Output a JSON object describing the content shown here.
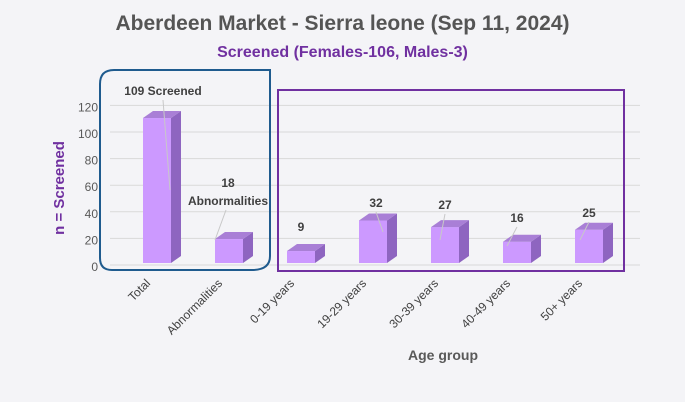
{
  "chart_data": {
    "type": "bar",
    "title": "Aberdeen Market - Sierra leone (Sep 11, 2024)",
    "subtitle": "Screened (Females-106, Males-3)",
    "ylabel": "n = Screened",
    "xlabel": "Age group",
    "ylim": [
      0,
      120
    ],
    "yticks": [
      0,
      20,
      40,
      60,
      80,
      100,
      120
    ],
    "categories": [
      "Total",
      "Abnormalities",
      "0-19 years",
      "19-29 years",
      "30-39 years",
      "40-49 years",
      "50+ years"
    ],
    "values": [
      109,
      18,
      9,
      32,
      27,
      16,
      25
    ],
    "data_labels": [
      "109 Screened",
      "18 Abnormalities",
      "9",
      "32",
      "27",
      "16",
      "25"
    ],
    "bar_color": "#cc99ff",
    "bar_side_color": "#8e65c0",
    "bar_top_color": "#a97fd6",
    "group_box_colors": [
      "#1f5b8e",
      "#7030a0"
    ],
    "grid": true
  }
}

TASK DIRECTIONS: Omit pictures; set down the rest of the material word for word.

ANSWER TO THIS EXERCISE:
Output a JSON object describing the content shown here.
{
  "chart_data": {
    "type": "bar",
    "title": "Aberdeen Market - Sierra leone (Sep 11, 2024)",
    "subtitle": "Screened (Females-106, Males-3)",
    "ylabel": "n = Screened",
    "xlabel": "Age group",
    "ylim": [
      0,
      120
    ],
    "yticks": [
      0,
      20,
      40,
      60,
      80,
      100,
      120
    ],
    "categories": [
      "Total",
      "Abnormalities",
      "0-19 years",
      "19-29 years",
      "30-39 years",
      "40-49 years",
      "50+ years"
    ],
    "values": [
      109,
      18,
      9,
      32,
      27,
      16,
      25
    ],
    "data_labels": [
      "109 Screened",
      "18 Abnormalities",
      "9",
      "32",
      "27",
      "16",
      "25"
    ],
    "bar_color": "#cc99ff",
    "bar_side_color": "#8e65c0",
    "bar_top_color": "#a97fd6",
    "group_box_colors": [
      "#1f5b8e",
      "#7030a0"
    ],
    "grid": true
  }
}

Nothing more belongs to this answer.